### Description of the task
Pick out every line holding the string "name" and copy it.
--- Start Material shown ---
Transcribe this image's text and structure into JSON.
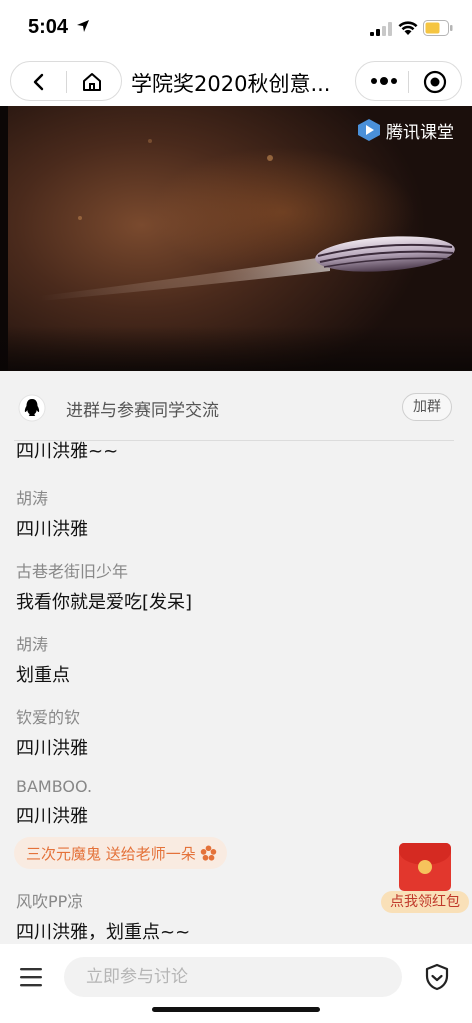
{
  "status_bar": {
    "time": "5:04",
    "icons": [
      "location-arrow-icon",
      "signal-icon",
      "wifi-icon",
      "battery-icon"
    ],
    "battery_color": "#f5c542"
  },
  "nav": {
    "title": "学院奖2020秋创意...",
    "icons": [
      "back-icon",
      "home-icon",
      "more-icon",
      "close-target-icon"
    ]
  },
  "video": {
    "logo_text": "腾讯课堂",
    "logo_icon": "tencent-classroom-play-icon"
  },
  "group": {
    "icon": "qq-penguin-icon",
    "text": "进群与参赛同学交流",
    "join_label": "加群"
  },
  "messages": [
    {
      "name": "",
      "text": "四川洪雅~~"
    },
    {
      "name": "胡涛",
      "text": "四川洪雅"
    },
    {
      "name": "古巷老街旧少年",
      "text": "我看你就是爱吃[发呆]"
    },
    {
      "name": "胡涛",
      "text": "划重点"
    },
    {
      "name": "钦爱的钦",
      "text": "四川洪雅"
    },
    {
      "name": "BAMBOO.",
      "text": "四川洪雅"
    },
    {
      "name": "风吹PP凉",
      "text": "四川洪雅，划重点~~"
    }
  ],
  "gift": {
    "text": "三次元魔鬼 送给老师一朵",
    "icon": "flower-icon",
    "color": "#e4723a"
  },
  "red_packet": {
    "label": "点我领红包",
    "color": "#e2372d"
  },
  "bottom": {
    "placeholder": "立即参与讨论",
    "icons": [
      "menu-icon",
      "shield-icon"
    ]
  }
}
--- End Material shown ---
### The result
      "name": "",
      "name": "胡涛",
      "name": "古巷老街旧少年",
      "name": "胡涛",
      "name": "钦爱的钦",
      "name": "BAMBOO.",
      "name": "风吹PP凉",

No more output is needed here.